TASK TO CARRY OUT:
Wherever "Рязанов" appears in a line, copy that line.

RECORDS:
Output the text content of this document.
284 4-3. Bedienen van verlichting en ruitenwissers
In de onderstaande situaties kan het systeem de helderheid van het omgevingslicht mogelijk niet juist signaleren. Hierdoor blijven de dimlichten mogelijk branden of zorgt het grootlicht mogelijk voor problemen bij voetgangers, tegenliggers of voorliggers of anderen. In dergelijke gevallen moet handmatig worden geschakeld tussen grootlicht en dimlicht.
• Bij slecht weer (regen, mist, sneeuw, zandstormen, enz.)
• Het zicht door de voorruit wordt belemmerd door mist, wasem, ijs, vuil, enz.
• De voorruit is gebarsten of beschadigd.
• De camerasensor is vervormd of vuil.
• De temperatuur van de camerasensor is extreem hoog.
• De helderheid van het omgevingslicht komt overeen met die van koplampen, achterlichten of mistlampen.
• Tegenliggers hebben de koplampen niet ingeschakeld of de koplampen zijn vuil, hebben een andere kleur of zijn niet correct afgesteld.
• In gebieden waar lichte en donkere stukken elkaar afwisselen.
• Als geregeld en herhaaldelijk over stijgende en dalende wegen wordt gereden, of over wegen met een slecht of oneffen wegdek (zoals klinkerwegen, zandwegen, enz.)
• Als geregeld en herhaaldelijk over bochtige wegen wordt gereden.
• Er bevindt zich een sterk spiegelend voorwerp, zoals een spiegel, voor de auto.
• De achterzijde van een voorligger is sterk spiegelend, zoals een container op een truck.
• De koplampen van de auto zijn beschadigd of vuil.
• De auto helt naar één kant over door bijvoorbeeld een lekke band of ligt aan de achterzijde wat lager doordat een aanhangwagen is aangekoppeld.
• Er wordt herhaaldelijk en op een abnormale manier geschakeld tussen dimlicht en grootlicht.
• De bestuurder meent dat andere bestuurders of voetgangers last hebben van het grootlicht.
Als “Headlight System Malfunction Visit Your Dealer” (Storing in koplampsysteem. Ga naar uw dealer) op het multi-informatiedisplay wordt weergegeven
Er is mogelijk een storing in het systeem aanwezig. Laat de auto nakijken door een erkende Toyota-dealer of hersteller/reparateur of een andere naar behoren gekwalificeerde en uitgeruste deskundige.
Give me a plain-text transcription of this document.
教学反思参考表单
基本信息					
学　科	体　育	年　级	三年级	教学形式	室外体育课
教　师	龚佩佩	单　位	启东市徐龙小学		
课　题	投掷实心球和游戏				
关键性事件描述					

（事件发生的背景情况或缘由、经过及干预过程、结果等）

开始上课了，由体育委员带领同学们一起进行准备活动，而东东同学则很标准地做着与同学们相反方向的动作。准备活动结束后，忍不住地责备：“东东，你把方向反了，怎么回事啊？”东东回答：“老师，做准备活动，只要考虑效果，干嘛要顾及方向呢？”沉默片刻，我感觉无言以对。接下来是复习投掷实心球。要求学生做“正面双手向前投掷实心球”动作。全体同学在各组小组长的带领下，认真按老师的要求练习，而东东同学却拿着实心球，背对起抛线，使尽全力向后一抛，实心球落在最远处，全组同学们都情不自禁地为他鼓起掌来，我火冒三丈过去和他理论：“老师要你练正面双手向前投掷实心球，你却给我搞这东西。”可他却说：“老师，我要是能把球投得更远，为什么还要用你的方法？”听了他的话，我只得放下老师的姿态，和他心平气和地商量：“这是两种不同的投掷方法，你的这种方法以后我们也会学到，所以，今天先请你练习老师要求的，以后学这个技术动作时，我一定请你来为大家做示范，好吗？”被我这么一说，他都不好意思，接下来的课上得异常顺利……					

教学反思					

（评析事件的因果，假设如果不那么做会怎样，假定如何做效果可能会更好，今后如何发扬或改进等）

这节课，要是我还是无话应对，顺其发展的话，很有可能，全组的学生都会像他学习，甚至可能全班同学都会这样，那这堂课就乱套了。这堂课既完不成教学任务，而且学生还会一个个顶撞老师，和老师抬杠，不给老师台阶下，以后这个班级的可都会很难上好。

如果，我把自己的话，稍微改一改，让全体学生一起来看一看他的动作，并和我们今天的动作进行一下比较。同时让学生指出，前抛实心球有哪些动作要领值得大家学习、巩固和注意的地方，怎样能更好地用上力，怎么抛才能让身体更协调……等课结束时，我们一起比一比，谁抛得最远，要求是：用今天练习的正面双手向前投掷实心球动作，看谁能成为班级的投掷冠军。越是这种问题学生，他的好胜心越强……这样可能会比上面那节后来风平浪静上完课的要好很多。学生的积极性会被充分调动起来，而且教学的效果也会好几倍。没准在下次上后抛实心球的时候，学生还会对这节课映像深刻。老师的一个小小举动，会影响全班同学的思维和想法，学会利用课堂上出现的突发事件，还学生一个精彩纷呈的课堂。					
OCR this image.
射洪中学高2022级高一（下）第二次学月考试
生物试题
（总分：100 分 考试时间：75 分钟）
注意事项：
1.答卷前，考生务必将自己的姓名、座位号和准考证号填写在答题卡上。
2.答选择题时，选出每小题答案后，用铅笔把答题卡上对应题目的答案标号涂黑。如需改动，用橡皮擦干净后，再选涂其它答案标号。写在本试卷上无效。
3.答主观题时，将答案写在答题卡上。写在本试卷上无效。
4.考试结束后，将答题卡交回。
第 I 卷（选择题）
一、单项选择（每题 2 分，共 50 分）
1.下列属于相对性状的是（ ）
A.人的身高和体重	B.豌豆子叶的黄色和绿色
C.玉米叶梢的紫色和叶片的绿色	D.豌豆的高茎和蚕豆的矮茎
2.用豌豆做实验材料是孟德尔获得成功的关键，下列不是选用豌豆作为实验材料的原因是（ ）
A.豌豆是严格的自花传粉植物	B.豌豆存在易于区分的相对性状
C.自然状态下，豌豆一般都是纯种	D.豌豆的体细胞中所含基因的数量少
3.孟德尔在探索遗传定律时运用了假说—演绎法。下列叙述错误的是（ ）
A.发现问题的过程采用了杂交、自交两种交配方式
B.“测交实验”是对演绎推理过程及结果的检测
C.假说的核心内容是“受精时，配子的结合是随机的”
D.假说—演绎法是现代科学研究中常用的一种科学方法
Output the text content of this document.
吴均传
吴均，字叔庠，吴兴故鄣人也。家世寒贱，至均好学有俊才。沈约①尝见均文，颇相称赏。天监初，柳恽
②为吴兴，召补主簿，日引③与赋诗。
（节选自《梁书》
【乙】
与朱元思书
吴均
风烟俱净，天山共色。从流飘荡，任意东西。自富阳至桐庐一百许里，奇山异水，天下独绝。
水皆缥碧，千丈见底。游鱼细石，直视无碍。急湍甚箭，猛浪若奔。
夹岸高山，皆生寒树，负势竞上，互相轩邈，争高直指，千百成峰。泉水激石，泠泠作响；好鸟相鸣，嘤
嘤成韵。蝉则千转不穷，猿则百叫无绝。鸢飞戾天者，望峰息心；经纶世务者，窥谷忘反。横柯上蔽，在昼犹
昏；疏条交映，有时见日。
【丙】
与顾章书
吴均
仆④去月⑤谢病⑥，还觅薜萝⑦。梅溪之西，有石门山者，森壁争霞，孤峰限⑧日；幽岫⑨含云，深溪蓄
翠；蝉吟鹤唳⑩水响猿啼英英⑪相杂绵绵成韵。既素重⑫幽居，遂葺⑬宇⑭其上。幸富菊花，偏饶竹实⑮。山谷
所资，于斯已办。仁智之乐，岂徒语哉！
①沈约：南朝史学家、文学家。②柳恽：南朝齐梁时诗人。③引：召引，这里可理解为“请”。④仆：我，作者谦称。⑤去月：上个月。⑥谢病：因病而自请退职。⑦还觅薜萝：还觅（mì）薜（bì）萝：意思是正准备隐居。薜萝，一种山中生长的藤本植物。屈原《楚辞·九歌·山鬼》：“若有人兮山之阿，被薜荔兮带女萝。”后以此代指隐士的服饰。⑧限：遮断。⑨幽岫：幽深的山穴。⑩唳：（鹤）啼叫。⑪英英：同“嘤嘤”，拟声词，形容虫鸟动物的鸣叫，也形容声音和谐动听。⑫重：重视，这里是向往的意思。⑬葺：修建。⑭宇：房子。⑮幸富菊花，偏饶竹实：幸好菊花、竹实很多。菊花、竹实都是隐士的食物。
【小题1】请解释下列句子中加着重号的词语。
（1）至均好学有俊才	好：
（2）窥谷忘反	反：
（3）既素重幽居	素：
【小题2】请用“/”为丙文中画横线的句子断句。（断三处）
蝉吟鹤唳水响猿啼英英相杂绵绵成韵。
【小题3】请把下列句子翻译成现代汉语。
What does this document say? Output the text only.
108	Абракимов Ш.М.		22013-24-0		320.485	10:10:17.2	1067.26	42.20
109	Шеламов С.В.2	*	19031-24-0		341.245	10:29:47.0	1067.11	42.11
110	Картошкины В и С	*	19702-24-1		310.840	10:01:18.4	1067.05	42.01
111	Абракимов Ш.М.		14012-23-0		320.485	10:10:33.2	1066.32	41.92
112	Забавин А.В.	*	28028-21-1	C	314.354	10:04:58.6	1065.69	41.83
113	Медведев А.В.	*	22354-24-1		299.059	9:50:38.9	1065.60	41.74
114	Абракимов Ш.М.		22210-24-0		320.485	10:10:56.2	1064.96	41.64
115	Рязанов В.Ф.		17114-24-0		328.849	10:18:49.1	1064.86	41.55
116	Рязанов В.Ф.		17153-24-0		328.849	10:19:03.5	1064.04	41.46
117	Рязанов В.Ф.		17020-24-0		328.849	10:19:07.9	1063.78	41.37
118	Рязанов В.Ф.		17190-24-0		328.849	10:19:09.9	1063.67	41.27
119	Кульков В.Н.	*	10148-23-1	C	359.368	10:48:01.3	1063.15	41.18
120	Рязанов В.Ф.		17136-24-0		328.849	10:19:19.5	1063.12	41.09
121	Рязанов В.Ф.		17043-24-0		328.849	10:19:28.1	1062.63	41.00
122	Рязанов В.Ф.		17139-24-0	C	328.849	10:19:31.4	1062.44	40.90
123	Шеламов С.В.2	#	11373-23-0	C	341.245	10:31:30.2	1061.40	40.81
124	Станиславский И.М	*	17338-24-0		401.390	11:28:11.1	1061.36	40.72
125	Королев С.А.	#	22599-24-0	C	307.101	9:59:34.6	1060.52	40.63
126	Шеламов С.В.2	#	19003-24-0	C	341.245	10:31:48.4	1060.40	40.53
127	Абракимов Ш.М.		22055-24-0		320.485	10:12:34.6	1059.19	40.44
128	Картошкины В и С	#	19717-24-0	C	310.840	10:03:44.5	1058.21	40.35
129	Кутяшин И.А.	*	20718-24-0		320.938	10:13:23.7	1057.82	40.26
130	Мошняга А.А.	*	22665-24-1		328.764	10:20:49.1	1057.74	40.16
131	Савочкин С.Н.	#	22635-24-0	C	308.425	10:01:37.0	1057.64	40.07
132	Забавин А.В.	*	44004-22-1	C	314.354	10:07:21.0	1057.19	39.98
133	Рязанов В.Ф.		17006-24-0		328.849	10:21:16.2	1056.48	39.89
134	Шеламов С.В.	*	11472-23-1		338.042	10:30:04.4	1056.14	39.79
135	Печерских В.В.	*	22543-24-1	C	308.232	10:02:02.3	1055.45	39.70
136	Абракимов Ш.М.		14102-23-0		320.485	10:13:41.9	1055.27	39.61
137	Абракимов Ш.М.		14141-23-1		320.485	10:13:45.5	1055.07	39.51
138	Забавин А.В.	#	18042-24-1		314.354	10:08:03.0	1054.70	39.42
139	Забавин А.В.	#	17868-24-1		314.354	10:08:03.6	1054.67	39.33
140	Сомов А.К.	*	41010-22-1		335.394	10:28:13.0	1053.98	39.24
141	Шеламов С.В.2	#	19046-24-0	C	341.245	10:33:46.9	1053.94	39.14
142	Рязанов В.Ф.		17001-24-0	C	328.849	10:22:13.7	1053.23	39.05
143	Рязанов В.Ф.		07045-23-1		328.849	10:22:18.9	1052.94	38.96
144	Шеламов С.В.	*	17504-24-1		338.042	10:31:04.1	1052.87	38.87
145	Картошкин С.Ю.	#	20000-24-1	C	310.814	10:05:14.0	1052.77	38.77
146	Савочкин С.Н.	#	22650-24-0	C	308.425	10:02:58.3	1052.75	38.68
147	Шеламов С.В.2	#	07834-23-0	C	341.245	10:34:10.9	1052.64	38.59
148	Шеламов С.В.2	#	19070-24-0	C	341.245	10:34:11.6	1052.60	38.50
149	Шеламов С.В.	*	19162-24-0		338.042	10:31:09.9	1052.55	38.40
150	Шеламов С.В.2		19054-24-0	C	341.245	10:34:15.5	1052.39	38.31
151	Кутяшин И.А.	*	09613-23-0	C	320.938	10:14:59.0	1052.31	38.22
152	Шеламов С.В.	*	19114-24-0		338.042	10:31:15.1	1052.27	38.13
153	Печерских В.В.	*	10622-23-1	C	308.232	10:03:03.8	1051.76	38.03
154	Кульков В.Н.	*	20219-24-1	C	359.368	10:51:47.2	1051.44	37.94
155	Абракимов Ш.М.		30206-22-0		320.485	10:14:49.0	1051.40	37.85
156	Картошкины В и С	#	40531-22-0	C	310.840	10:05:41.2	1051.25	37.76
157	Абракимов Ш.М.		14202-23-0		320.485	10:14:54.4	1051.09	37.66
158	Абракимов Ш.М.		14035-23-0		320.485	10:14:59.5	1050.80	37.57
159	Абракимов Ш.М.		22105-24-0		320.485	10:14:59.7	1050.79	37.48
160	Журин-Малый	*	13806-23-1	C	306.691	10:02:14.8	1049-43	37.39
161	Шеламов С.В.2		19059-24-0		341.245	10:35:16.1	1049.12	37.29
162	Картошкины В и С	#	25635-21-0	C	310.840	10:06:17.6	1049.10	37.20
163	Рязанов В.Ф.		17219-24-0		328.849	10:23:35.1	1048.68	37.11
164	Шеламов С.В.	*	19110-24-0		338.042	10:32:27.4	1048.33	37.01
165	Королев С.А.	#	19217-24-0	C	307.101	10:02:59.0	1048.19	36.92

EXERCISE SOLUTION:
115	Рязанов В.Ф.		17114-24-0		328.849	10:18:49.1	1064.86	41.55
116	Рязанов В.Ф.		17153-24-0		328.849	10:19:03.5	1064.04	41.46
117	Рязанов В.Ф.		17020-24-0		328.849	10:19:07.9	1063.78	41.37
118	Рязанов В.Ф.		17190-24-0		328.849	10:19:09.9	1063.67	41.27
120	Рязанов В.Ф.		17136-24-0		328.849	10:19:19.5	1063.12	41.09
121	Рязанов В.Ф.		17043-24-0		328.849	10:19:28.1	1062.63	41.00
122	Рязанов В.Ф.		17139-24-0	C	328.849	10:19:31.4	1062.44	40.90
133	Рязанов В.Ф.		17006-24-0		328.849	10:21:16.2	1056.48	39.89
142	Рязанов В.Ф.		17001-24-0	C	328.849	10:22:13.7	1053.23	39.05
143	Рязанов В.Ф.		07045-23-1		328.849	10:22:18.9	1052.94	38.96
163	Рязанов В.Ф.		17219-24-0		328.849	10:23:35.1	1048.68	37.11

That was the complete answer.